━━━ Recorded information ━━━

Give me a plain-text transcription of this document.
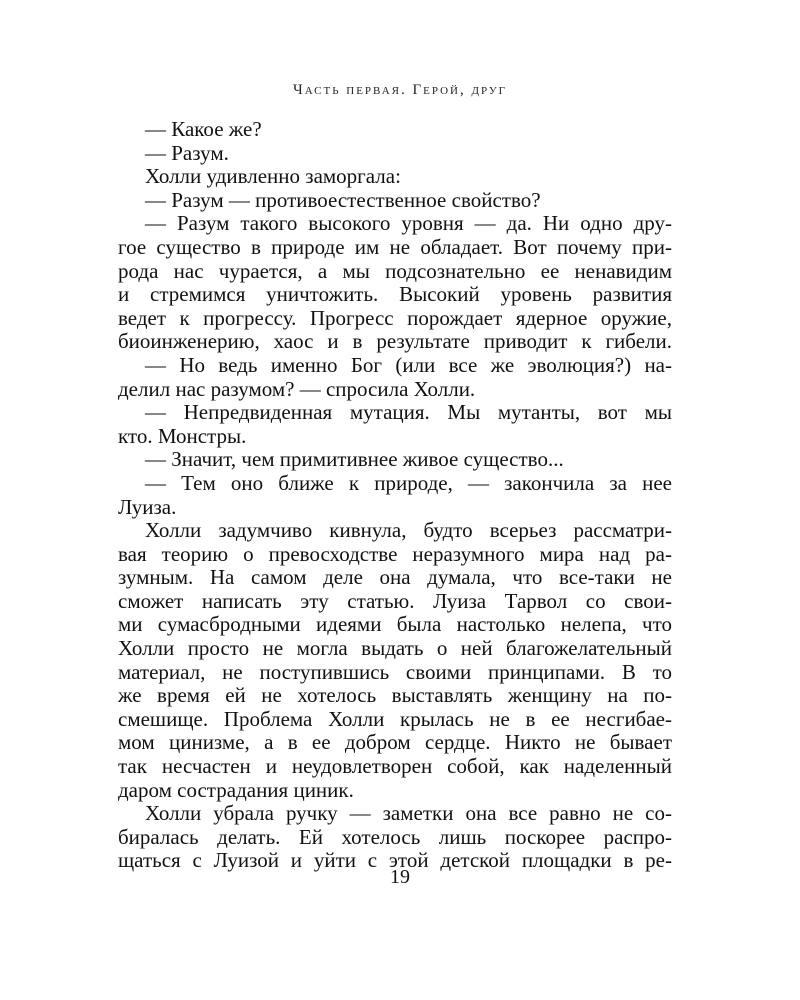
Часть первая. Герой, друг
— Какое же?
— Разум.
Холли удивленно заморгала:
— Разум — противоестественное свойство?
— Разум такого высокого уровня — да. Ни одно дру-
гое существо в природе им не обладает. Вот почему при-
рода нас чурается, а мы подсознательно ее ненавидим
и стремимся уничтожить. Высокий уровень развития
ведет к прогрессу. Прогресс порождает ядерное оружие,
биоинженерию, хаос и в результате приводит к гибели.
— Но ведь именно Бог (или все же эволюция?) на-
делил нас разумом? — спросила Холли.
— Непредвиденная мутация. Мы мутанты, вот мы
кто. Монстры.
— Значит, чем примитивнее живое существо...
— Тем оно ближе к природе, — закончила за нее
Луиза.
Холли задумчиво кивнула, будто всерьез рассматри-
вая теорию о превосходстве неразумного мира над ра-
зумным. На самом деле она думала, что все-таки не
сможет написать эту статью. Луиза Тарвол со свои-
ми сумасбродными идеями была настолько нелепа, что
Холли просто не могла выдать о ней благожелательный
материал, не поступившись своими принципами. В то
же время ей не хотелось выставлять женщину на по-
смешище. Проблема Холли крылась не в ее несгибае-
мом цинизме, а в ее добром сердце. Никто не бывает
так несчастен и неудовлетворен собой, как наделенный
даром сострадания циник.
Холли убрала ручку — заметки она все равно не со-
биралась делать. Ей хотелось лишь поскорее распро-
щаться с Луизой и уйти с этой детской площадки в ре-
19
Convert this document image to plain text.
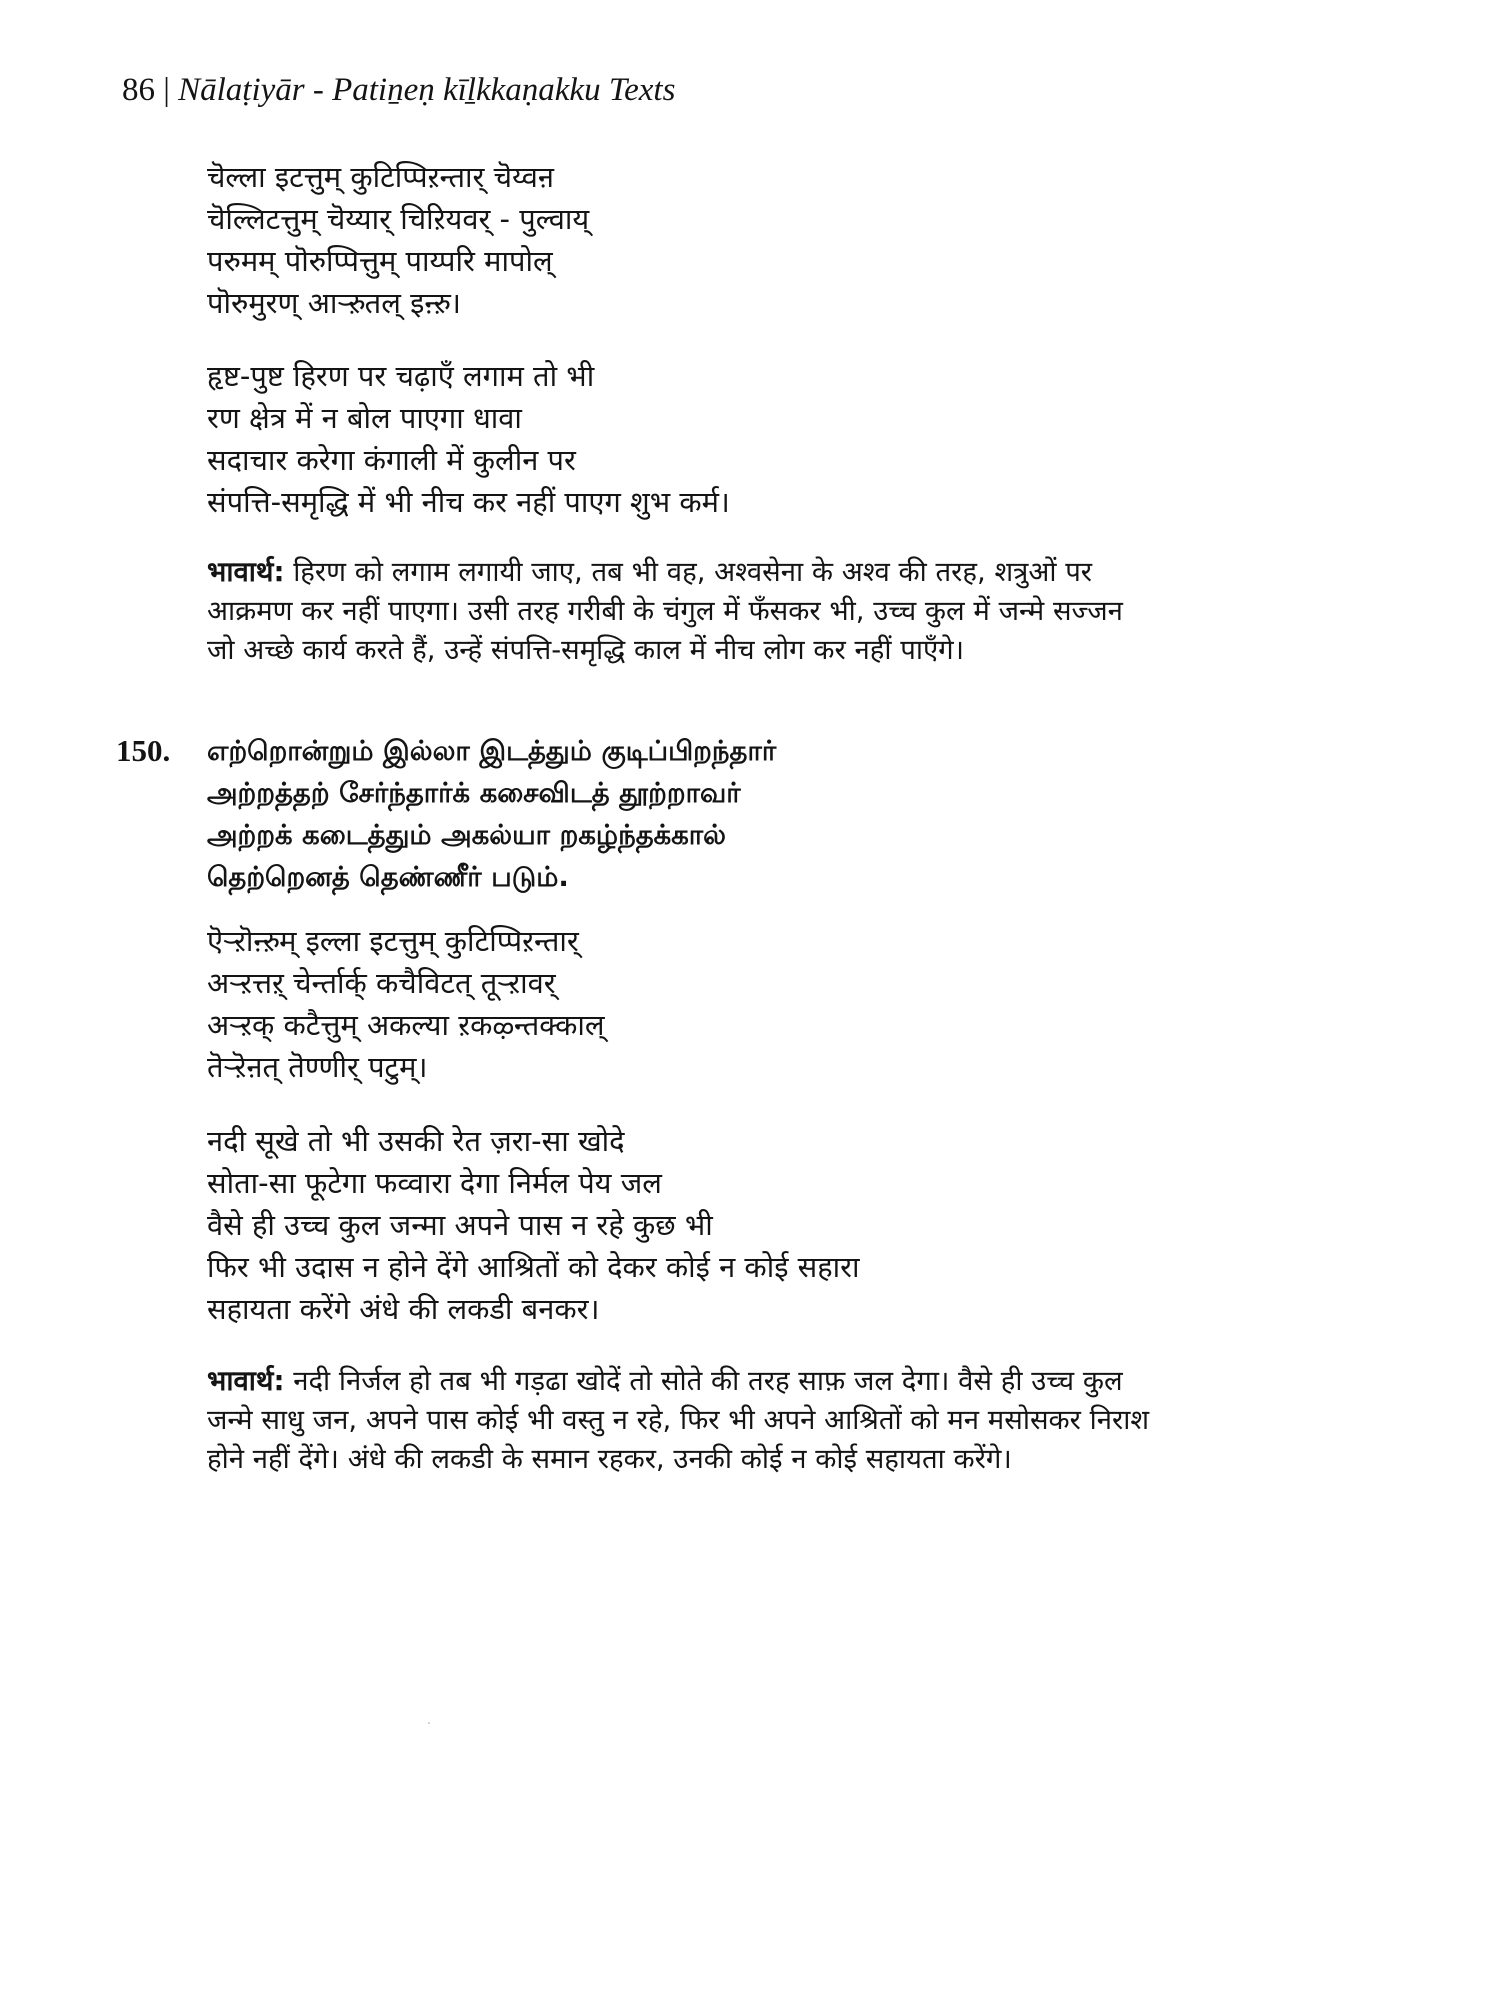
86 | Nālaṭiyār - Patiṉeṇ kīḻkkaṇakku Texts
चॆल्ला इटत्तुम् कुटिप्पिऱन्तार् चॆय्वऩ
चॆल्लिटत्तुम् चॆय्यार् चिऱियवर् - पुल्वाय्
परुमम् पॊरुप्पित्तुम् पाय्परि मापोल्
पॊरुमुरण् आऱ्ऱुतल् इऩ्ऱु।
हृष्ट-पुष्ट हिरण पर चढ़ाएँ लगाम तो भी
रण क्षेत्र में न बोल पाएगा धावा
सदाचार करेगा कंगाली में कुलीन पर
संपत्ति-समृद्धि में भी नीच कर नहीं पाएग शुभ कर्म।
भावार्थ: हिरण को लगाम लगायी जाए, तब भी वह, अश्वसेना के अश्व की तरह, शत्रुओं पर
आक्रमण कर नहीं पाएगा। उसी तरह गरीबी के चंगुल में फँसकर भी, उच्च कुल में जन्मे सज्जन
जो अच्छे कार्य करते हैं, उन्हें संपत्ति-समृद्धि काल में नीच लोग कर नहीं पाएँगे।
150. எற்றொன்றும் இல்லா இடத்தும் குடிப்பிறந்தார்
அற்றத்தற் சேர்ந்தார்க் கசைவிடத் தூற்றாவர்
அற்றக் கடைத்தும் அகல்யா றகழ்ந்தக்கால்
தெற்றெனத் தெண்ணீர் படும்.
ऎऱ्ऱॊऩ्ऱुम् इल्ला इटत्तुम् कुटिप्पिऱन्तार्
अऱ्ऱत्तऱ् चेर्न्तार्क् कचैविटत् तूऱ्ऱावर्
अऱ्ऱक् कटैत्तुम् अकल्या ऱकऴ्न्तक्काल्
तॆऱ्ऱॆऩत् तॆण्णीर् पटुम्।
नदी सूखे तो भी उसकी रेत ज़रा-सा खोदे
सोता-सा फूटेगा फव्वारा देगा निर्मल पेय जल
वैसे ही उच्च कुल जन्मा अपने पास न रहे कुछ भी
फिर भी उदास न होने देंगे आश्रितों को देकर कोई न कोई सहारा
सहायता करेंगे अंधे की लकडी बनकर।
भावार्थ: नदी निर्जल हो तब भी गड़ढा खोदें तो सोते की तरह साफ़ जल देगा। वैसे ही उच्च कुल
जन्मे साधु जन, अपने पास कोई भी वस्तु न रहे, फिर भी अपने आश्रितों को मन मसोसकर निराश
होने नहीं देंगे। अंधे की लकडी के समान रहकर, उनकी कोई न कोई सहायता करेंगे।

━━━

Copy the material exactly. Do not include the pictures.

Give me a plain-text transcription of this document.
Часть первая. Герой, друг
— Какое же?
— Разум.
Холли удивленно заморгала:
— Разум — противоестественное свойство?
— Разум такого высокого уровня — да. Ни одно дру-
гое существо в природе им не обладает. Вот почему при-
рода нас чурается, а мы подсознательно ее ненавидим
и стремимся уничтожить. Высокий уровень развития
ведет к прогрессу. Прогресс порождает ядерное оружие,
биоинженерию, хаос и в результате приводит к гибели.
— Но ведь именно Бог (или все же эволюция?) на-
делил нас разумом? — спросила Холли.
— Непредвиденная мутация. Мы мутанты, вот мы
кто. Монстры.
— Значит, чем примитивнее живое существо...
— Тем оно ближе к природе, — закончила за нее
Луиза.
Холли задумчиво кивнула, будто всерьез рассматри-
вая теорию о превосходстве неразумного мира над ра-
зумным. На самом деле она думала, что все-таки не
сможет написать эту статью. Луиза Тарвол со свои-
ми сумасбродными идеями была настолько нелепа, что
Холли просто не могла выдать о ней благожелательный
материал, не поступившись своими принципами. В то
же время ей не хотелось выставлять женщину на по-
смешище. Проблема Холли крылась не в ее несгибае-
мом цинизме, а в ее добром сердце. Никто не бывает
так несчастен и неудовлетворен собой, как наделенный
даром сострадания циник.
Холли убрала ручку — заметки она все равно не со-
биралась делать. Ей хотелось лишь поскорее распро-
щаться с Луизой и уйти с этой детской площадки в ре-
19
Convert this document image to plain text.
86 | Nālaṭiyār - Patiṉeṇ kīḻkkaṇakku Texts
चॆल्ला इटत्तुम् कुटिप्पिऱन्तार् चॆय्वऩ
चॆल्लिटत्तुम् चॆय्यार् चिऱियवर् - पुल्वाय्
परुमम् पॊरुप्पित्तुम् पाय्परि मापोल्
पॊरुमुरण् आऱ्ऱुतल् इऩ्ऱु।
हृष्ट-पुष्ट हिरण पर चढ़ाएँ लगाम तो भी
रण क्षेत्र में न बोल पाएगा धावा
सदाचार करेगा कंगाली में कुलीन पर
संपत्ति-समृद्धि में भी नीच कर नहीं पाएग शुभ कर्म।
भावार्थ: हिरण को लगाम लगायी जाए, तब भी वह, अश्वसेना के अश्व की तरह, शत्रुओं पर
आक्रमण कर नहीं पाएगा। उसी तरह गरीबी के चंगुल में फँसकर भी, उच्च कुल में जन्मे सज्जन
जो अच्छे कार्य करते हैं, उन्हें संपत्ति-समृद्धि काल में नीच लोग कर नहीं पाएँगे।
150. எற்றொன்றும் இல்லா இடத்தும் குடிப்பிறந்தார்
அற்றத்தற் சேர்ந்தார்க் கசைவிடத் தூற்றாவர்
அற்றக் கடைத்தும் அகல்யா றகழ்ந்தக்கால்
தெற்றெனத் தெண்ணீர் படும்.
ऎऱ्ऱॊऩ्ऱुम् इल्ला इटत्तुम् कुटिप्पिऱन्तार्
अऱ्ऱत्तऱ् चेर्न्तार्क् कचैविटत् तूऱ्ऱावर्
अऱ्ऱक् कटैत्तुम् अकल्या ऱकऴ्न्तक्काल्
तॆऱ्ऱॆऩत् तॆण्णीर् पटुम्।
नदी सूखे तो भी उसकी रेत ज़रा-सा खोदे
सोता-सा फूटेगा फव्वारा देगा निर्मल पेय जल
वैसे ही उच्च कुल जन्मा अपने पास न रहे कुछ भी
फिर भी उदास न होने देंगे आश्रितों को देकर कोई न कोई सहारा
सहायता करेंगे अंधे की लकडी बनकर।
भावार्थ: नदी निर्जल हो तब भी गड़ढा खोदें तो सोते की तरह साफ़ जल देगा। वैसे ही उच्च कुल
जन्मे साधु जन, अपने पास कोई भी वस्तु न रहे, फिर भी अपने आश्रितों को मन मसोसकर निराश
होने नहीं देंगे। अंधे की लकडी के समान रहकर, उनकी कोई न कोई सहायता करेंगे।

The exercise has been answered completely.